Задание —
Перепишите целиком, слово в слово, текст ниже о переполненной тюремной камере.

Исходный текст —
◆ ◆ ◆ ◆

И Сарнов пишет: «Адвокат разводит руками: абсурдность показаний очевидна… Не может западный человек вообразить, что в камеру размером в 40–50 кв. метров можно было запихнуть 150–200 человек». Западный человек… Запихнуть, чтобы они там впритирку стоймя стояли какое-то время, не знаю, может быть, кому-то и удалось бы, но ведь речь-то идет о том, что арестанты жили в этой камере, т. е. ели, спали, справляли нужду и т. д. Именно об этом и говорил свидетель: «Они лежали там все на полу…» Уж это никак невозможно, если только не укладывать один ряд спящих на другой до самого потолка. Но ведь такого-то не было, это-то невозможно. «Когда, – продолжал свидетель, – кто-нибудь пытался повернуться на другой бок, то повернуться должны были все двести человек». Сарнов заключает: «Вообразить такое западный человек не в состоянии, и в зале раздается смех». Опять западный! Да и восточный не в состоянии. А может только человек, одуревший от антисоветчины.
И смех зала – естественная ответ на эманацию полоумия. Да с какой стати хотя бы все должны переворачиваться? Беня, неужели ты никогда не переворачивался на другой бок под одеялом со своей или чужой супругой на односпальной кровати или на вагонной полке? И что, дамы тоже вынуждены была переворачиваться? Никакой необходимости! А делается это очень просто: надо приподняться, опираясь на руки, и перевернуться, никого не тревожа. Ты просто не представляешь себе, что такое квадратный метр и что такое живой человек, среди которых бывают и толстяки. И несешь эту чушь с такой убежденностью, словно все видел своими глазами или даже полжизни просидел в такой камере. А на самом деле ничего, кроме книжных корешков ты в жизни не нюхал.

◆ ◆ ◆ ◆

Списки размеченных областей —

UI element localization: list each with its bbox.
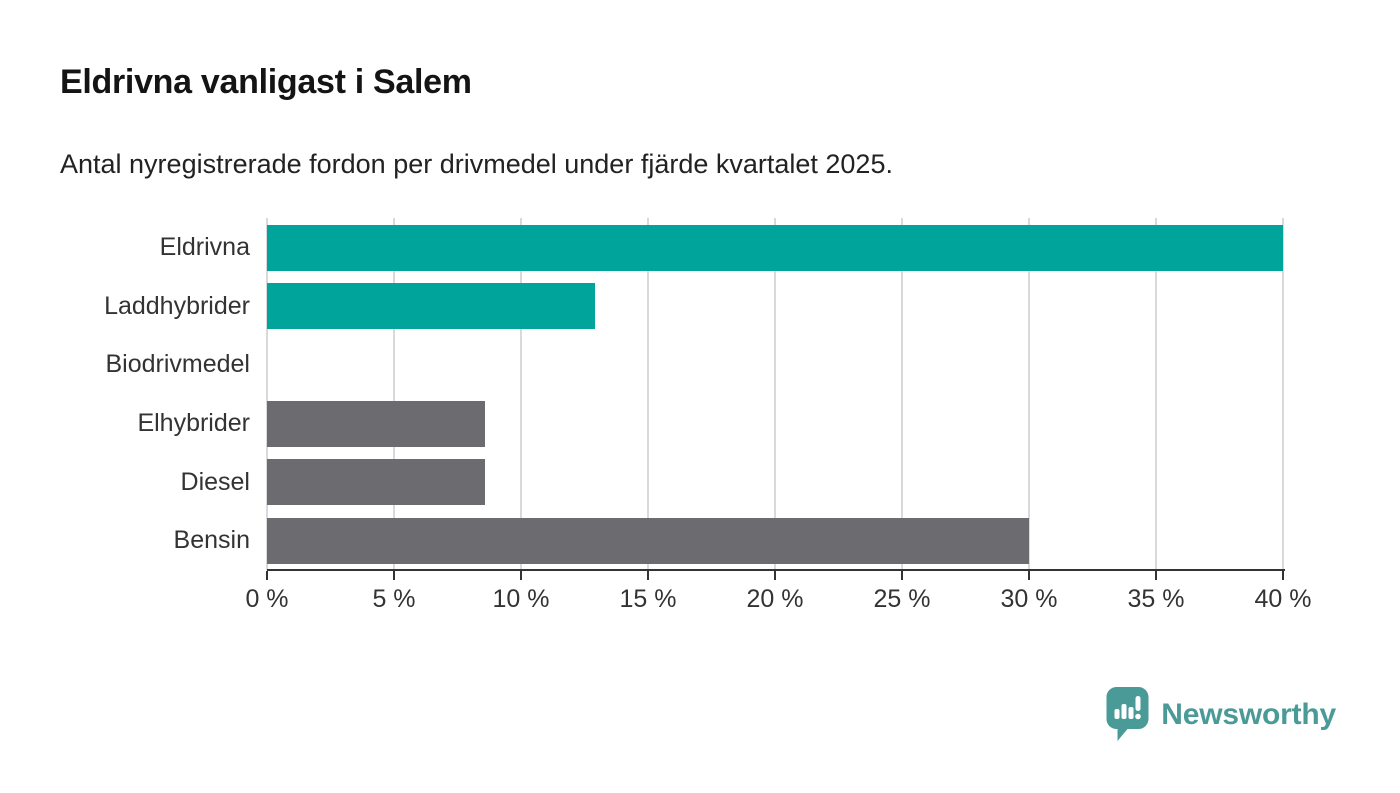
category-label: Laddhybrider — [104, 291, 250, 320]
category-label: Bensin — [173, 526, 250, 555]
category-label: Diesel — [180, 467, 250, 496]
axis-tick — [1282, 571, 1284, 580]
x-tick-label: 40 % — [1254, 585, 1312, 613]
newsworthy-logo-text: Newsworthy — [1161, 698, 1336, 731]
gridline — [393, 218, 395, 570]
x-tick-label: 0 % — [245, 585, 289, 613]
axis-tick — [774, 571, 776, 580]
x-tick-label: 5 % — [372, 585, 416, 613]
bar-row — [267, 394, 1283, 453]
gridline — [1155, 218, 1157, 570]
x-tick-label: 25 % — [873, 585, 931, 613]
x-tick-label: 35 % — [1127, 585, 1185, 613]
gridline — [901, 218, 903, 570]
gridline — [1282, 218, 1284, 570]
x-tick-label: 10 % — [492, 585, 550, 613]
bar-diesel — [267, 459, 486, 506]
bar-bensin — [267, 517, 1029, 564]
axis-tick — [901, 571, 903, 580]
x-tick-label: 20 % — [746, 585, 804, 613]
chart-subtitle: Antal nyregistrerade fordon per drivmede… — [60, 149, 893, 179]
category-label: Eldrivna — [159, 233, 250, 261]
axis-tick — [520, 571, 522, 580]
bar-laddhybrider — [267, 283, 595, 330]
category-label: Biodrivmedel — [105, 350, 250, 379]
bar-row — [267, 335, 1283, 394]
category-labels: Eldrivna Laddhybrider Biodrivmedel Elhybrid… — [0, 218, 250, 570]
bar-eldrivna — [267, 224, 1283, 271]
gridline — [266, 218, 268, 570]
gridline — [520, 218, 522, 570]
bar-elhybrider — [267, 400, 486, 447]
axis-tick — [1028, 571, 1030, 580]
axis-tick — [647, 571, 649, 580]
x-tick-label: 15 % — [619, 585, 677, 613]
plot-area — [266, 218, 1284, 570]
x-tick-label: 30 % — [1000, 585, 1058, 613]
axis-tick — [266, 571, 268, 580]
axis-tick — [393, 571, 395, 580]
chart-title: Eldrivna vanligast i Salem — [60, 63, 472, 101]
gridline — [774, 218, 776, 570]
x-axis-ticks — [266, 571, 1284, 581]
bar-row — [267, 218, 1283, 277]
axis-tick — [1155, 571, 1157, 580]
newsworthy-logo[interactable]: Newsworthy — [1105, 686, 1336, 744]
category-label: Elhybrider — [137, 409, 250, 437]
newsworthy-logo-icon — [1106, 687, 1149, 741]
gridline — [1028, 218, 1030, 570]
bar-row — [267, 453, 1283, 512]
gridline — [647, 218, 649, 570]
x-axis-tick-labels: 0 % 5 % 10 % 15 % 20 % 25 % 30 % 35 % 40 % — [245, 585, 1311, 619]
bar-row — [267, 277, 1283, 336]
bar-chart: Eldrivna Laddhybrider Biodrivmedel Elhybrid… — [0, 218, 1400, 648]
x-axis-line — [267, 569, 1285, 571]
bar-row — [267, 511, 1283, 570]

◆ ◆ ◆ ◆

Решение —
И Сарнов пишет: «Адвокат разводит руками: абсурдность показаний очевидна… Не может западный человек вообразить, что в камеру размером в 40–50 кв. метров можно было запихнуть 150–200 человек». Западный человек… Запихнуть, чтобы они там впритирку стоймя стояли какое-то время, не знаю, может быть, кому-то и удалось бы, но ведь речь-то идет о том, что арестанты жили в этой камере, т. е. ели, спали, справляли нужду и т. д. Именно об этом и говорил свидетель: «Они лежали там все на полу…» Уж это никак невозможно, если только не укладывать один ряд спящих на другой до самого потолка. Но ведь такого-то не было, это-то невозможно. «Когда, – продолжал свидетель, – кто-нибудь пытался повернуться на другой бок, то повернуться должны были все двести человек». Сарнов заключает: «Вообразить такое западный человек не в состоянии, и в зале раздается смех». Опять западный! Да и восточный не в состоянии. А может только человек, одуревший от антисоветчины.
И смех зала – естественная ответ на эманацию полоумия. Да с какой стати хотя бы все должны переворачиваться? Беня, неужели ты никогда не переворачивался на другой бок под одеялом со своей или чужой супругой на односпальной кровати или на вагонной полке? И что, дамы тоже вынуждены была переворачиваться? Никакой необходимости! А делается это очень просто: надо приподняться, опираясь на руки, и перевернуться, никого не тревожа. Ты просто не представляешь себе, что такое квадратный метр и что такое живой человек, среди которых бывают и толстяки. И несешь эту чушь с такой убежденностью, словно все видел своими глазами или даже полжизни просидел в такой камере. А на самом деле ничего, кроме книжных корешков ты в жизни не нюхал.